* [DIRECTIONS FOR THIS TASK] Pick out the lines below that include the string "祖玛首饰".

* [EXTRACTED ENTRIES]

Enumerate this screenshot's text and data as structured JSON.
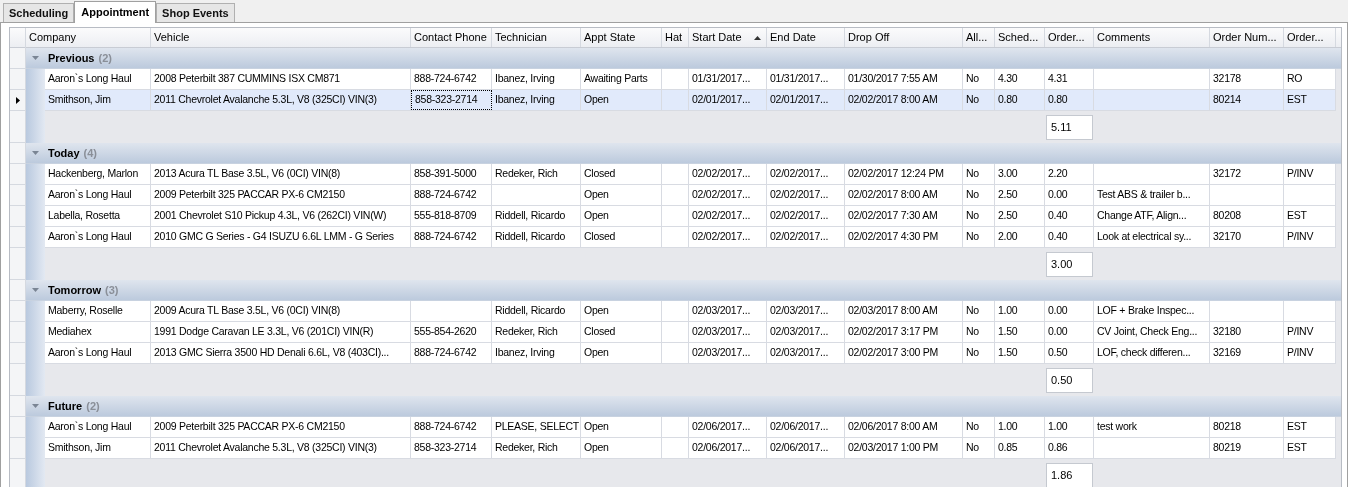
{
  "tabs": [
    {
      "label": "Scheduling",
      "selected": false
    },
    {
      "label": "Appointment",
      "selected": true
    },
    {
      "label": "Shop Events",
      "selected": false
    }
  ],
  "table": {
    "columns": [
      {
        "label": "Company",
        "sorted": false
      },
      {
        "label": "Vehicle",
        "sorted": false
      },
      {
        "label": "Contact Phone",
        "sorted": false
      },
      {
        "label": "Technician",
        "sorted": false
      },
      {
        "label": "Appt State",
        "sorted": false
      },
      {
        "label": "Hat",
        "sorted": false
      },
      {
        "label": "Start Date",
        "sorted": true
      },
      {
        "label": "End Date",
        "sorted": false
      },
      {
        "label": "Drop Off",
        "sorted": false
      },
      {
        "label": "All...",
        "sorted": false
      },
      {
        "label": "Sched...",
        "sorted": false
      },
      {
        "label": "Order...",
        "sorted": false
      },
      {
        "label": "Comments",
        "sorted": false
      },
      {
        "label": "Order Num...",
        "sorted": false
      },
      {
        "label": "Order...",
        "sorted": false
      }
    ],
    "groups": [
      {
        "name": "Previous",
        "count": "(2)",
        "expanded": true,
        "summary": "5.11",
        "rows": [
          {
            "selected": false,
            "cells": [
              "Aaron`s Long Haul",
              "2008 Peterbilt 387 CUMMINS ISX CM871",
              "888-724-6742",
              "Ibanez, Irving",
              "Awaiting Parts",
              null,
              "01/31/2017...",
              "01/31/2017...",
              "01/30/2017 7:55 AM",
              "No",
              "4.30",
              "4.31",
              null,
              "32178",
              "RO"
            ]
          },
          {
            "selected": true,
            "cells": [
              "Smithson, Jim",
              "2011 Chevrolet Avalanche 5.3L, V8 (325CI) VIN(3)",
              {
                "text": "858-323-2714",
                "focused": true
              },
              "Ibanez, Irving",
              "Open",
              null,
              "02/01/2017...",
              "02/01/2017...",
              "02/02/2017 8:00 AM",
              "No",
              "0.80",
              "0.80",
              null,
              "80214",
              "EST"
            ]
          }
        ]
      },
      {
        "name": "Today",
        "count": "(4)",
        "expanded": true,
        "summary": "3.00",
        "rows": [
          {
            "selected": false,
            "cells": [
              "Hackenberg, Marlon",
              "2013 Acura TL Base 3.5L, V6 (0CI) VIN(8)",
              "858-391-5000",
              "Redeker, Rich",
              "Closed",
              null,
              "02/02/2017...",
              "02/02/2017...",
              "02/02/2017 12:24 PM",
              "No",
              "3.00",
              "2.20",
              null,
              "32172",
              "P/INV"
            ]
          },
          {
            "selected": false,
            "cells": [
              "Aaron`s Long Haul",
              "2009 Peterbilt 325 PACCAR PX-6 CM2150",
              "888-724-6742",
              null,
              "Open",
              null,
              "02/02/2017...",
              "02/02/2017...",
              "02/02/2017 8:00 AM",
              "No",
              "2.50",
              "0.00",
              "Test ABS & trailer b...",
              null,
              null
            ]
          },
          {
            "selected": false,
            "cells": [
              "Labella, Rosetta",
              "2001 Chevrolet S10 Pickup 4.3L, V6 (262CI) VIN(W)",
              "555-818-8709",
              "Riddell, Ricardo",
              "Open",
              null,
              "02/02/2017...",
              "02/02/2017...",
              "02/02/2017 7:30 AM",
              "No",
              "2.50",
              "0.40",
              "Change ATF, Align...",
              "80208",
              "EST"
            ]
          },
          {
            "selected": false,
            "cells": [
              "Aaron`s Long Haul",
              "2010 GMC G Series - G4 ISUZU 6.6L LMM - G Series",
              "888-724-6742",
              "Riddell, Ricardo",
              "Closed",
              null,
              "02/02/2017...",
              "02/02/2017...",
              "02/02/2017 4:30 PM",
              "No",
              "2.00",
              "0.40",
              "Look at electrical sy...",
              "32170",
              "P/INV"
            ]
          }
        ]
      },
      {
        "name": "Tomorrow",
        "count": "(3)",
        "expanded": true,
        "summary": "0.50",
        "rows": [
          {
            "selected": false,
            "cells": [
              "Maberry, Roselle",
              "2009 Acura TL Base 3.5L, V6 (0CI) VIN(8)",
              null,
              "Riddell, Ricardo",
              "Open",
              null,
              "02/03/2017...",
              "02/03/2017...",
              "02/03/2017 8:00 AM",
              "No",
              "1.00",
              "0.00",
              "LOF + Brake Inspec...",
              null,
              null
            ]
          },
          {
            "selected": false,
            "cells": [
              "Mediahex",
              "1991 Dodge Caravan LE 3.3L, V6 (201CI) VIN(R)",
              "555-854-2620",
              "Redeker, Rich",
              "Closed",
              null,
              "02/03/2017...",
              "02/03/2017...",
              "02/02/2017 3:17 PM",
              "No",
              "1.50",
              "0.00",
              "CV Joint, Check Eng...",
              "32180",
              "P/INV"
            ]
          },
          {
            "selected": false,
            "cells": [
              "Aaron`s Long Haul",
              "2013 GMC Sierra 3500 HD Denali 6.6L, V8 (403CI)...",
              "888-724-6742",
              "Ibanez, Irving",
              "Open",
              null,
              "02/03/2017...",
              "02/03/2017...",
              "02/02/2017 3:00 PM",
              "No",
              "1.50",
              "0.50",
              "LOF, check differen...",
              "32169",
              "P/INV"
            ]
          }
        ]
      },
      {
        "name": "Future",
        "count": "(2)",
        "expanded": true,
        "summary": "1.86",
        "rows": [
          {
            "selected": false,
            "cells": [
              "Aaron`s Long Haul",
              "2009 Peterbilt 325 PACCAR PX-6 CM2150",
              "888-724-6742",
              "PLEASE, SELECT",
              "Open",
              null,
              "02/06/2017...",
              "02/06/2017...",
              "02/06/2017 8:00 AM",
              "No",
              "1.00",
              "1.00",
              "test work",
              "80218",
              "EST"
            ]
          },
          {
            "selected": false,
            "cells": [
              "Smithson, Jim",
              "2011 Chevrolet Avalanche 5.3L, V8 (325CI) VIN(3)",
              "858-323-2714",
              "Redeker, Rich",
              "Open",
              null,
              "02/06/2017...",
              "02/06/2017...",
              "02/03/2017 1:00 PM",
              "No",
              "0.85",
              "0.86",
              null,
              "80219",
              "EST"
            ]
          }
        ]
      }
    ]
  }
}
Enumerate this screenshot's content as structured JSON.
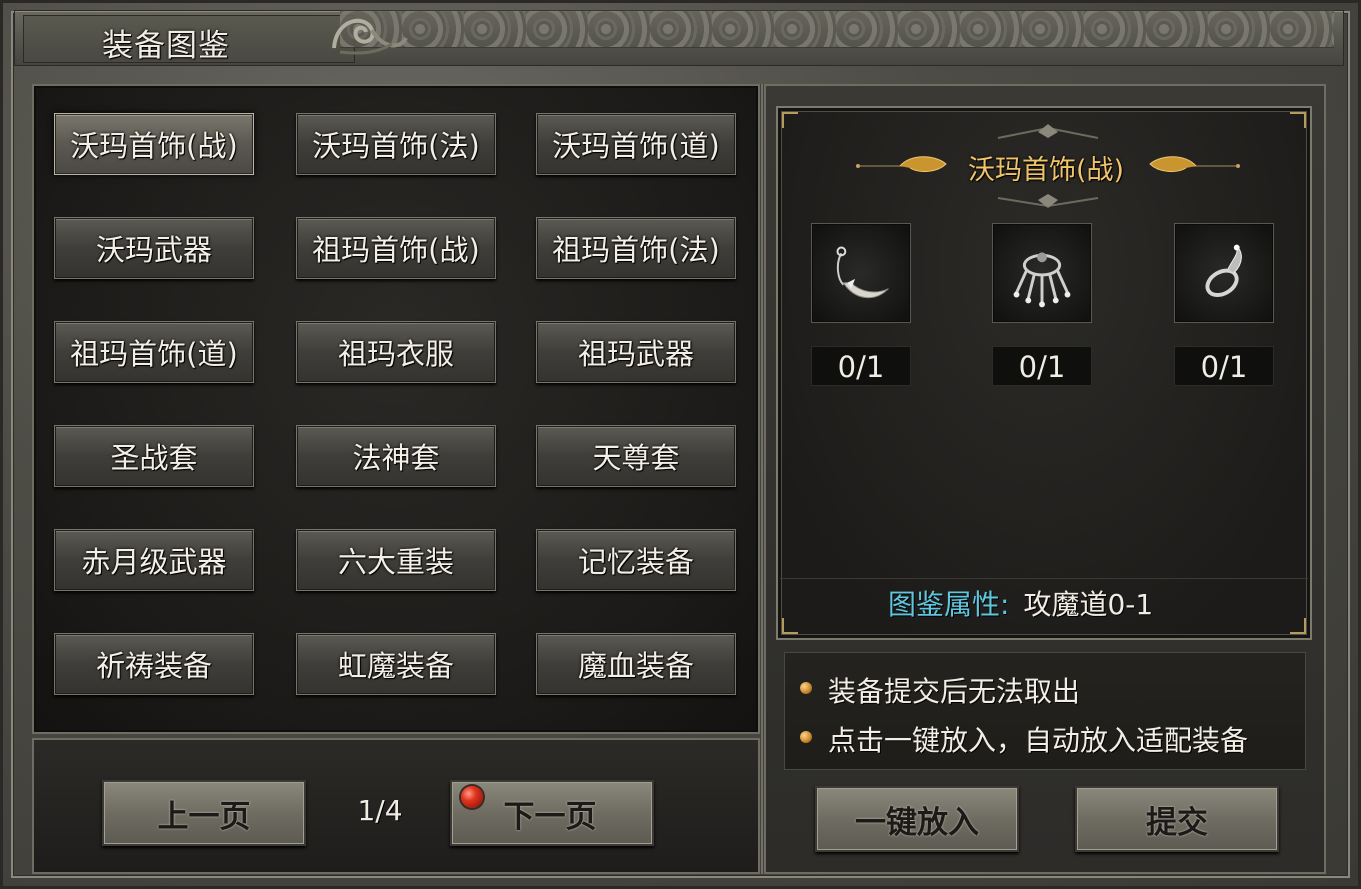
{
  "window": {
    "title": "装备图鉴"
  },
  "categories": [
    {
      "label": "沃玛首饰(战)",
      "active": true
    },
    {
      "label": "沃玛首饰(法)",
      "active": false
    },
    {
      "label": "沃玛首饰(道)",
      "active": false
    },
    {
      "label": "沃玛武器",
      "active": false
    },
    {
      "label": "祖玛首饰(战)",
      "active": false
    },
    {
      "label": "祖玛首饰(法)",
      "active": false
    },
    {
      "label": "祖玛首饰(道)",
      "active": false
    },
    {
      "label": "祖玛衣服",
      "active": false
    },
    {
      "label": "祖玛武器",
      "active": false
    },
    {
      "label": "圣战套",
      "active": false
    },
    {
      "label": "法神套",
      "active": false
    },
    {
      "label": "天尊套",
      "active": false
    },
    {
      "label": "赤月级武器",
      "active": false
    },
    {
      "label": "六大重装",
      "active": false
    },
    {
      "label": "记忆装备",
      "active": false
    },
    {
      "label": "祈祷装备",
      "active": false
    },
    {
      "label": "虹魔装备",
      "active": false
    },
    {
      "label": "魔血装备",
      "active": false
    }
  ],
  "pagination": {
    "prev_label": "上一页",
    "page_text": "1/4",
    "next_label": "下一页"
  },
  "detail": {
    "title": "沃玛首饰(战)",
    "items": [
      {
        "icon": "necklace-icon",
        "count": "0/1"
      },
      {
        "icon": "bracelet-icon",
        "count": "0/1"
      },
      {
        "icon": "ring-icon",
        "count": "0/1"
      }
    ],
    "attribute_label": "图鉴属性:",
    "attribute_value": "攻魔道0-1"
  },
  "notes": [
    "装备提交后无法取出",
    "点击一键放入，自动放入适配装备"
  ],
  "actions": {
    "auto_place_label": "一键放入",
    "submit_label": "提交"
  },
  "colors": {
    "title_gold": "#f0c46a",
    "attribute_cyan": "#5fc6de",
    "next_indicator_red": "#e2341d"
  }
}
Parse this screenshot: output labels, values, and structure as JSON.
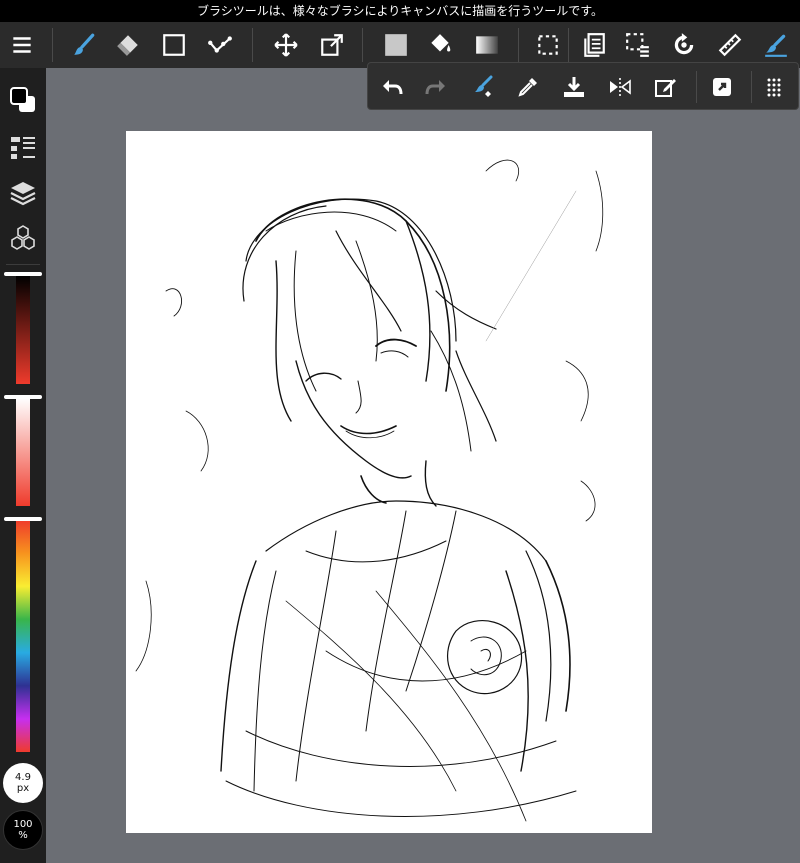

* [CORRECT RESULT]
      "label": "祖玛首饰(战)",
      "label": "祖玛首饰(法)",
      "label": "祖玛首饰(道)",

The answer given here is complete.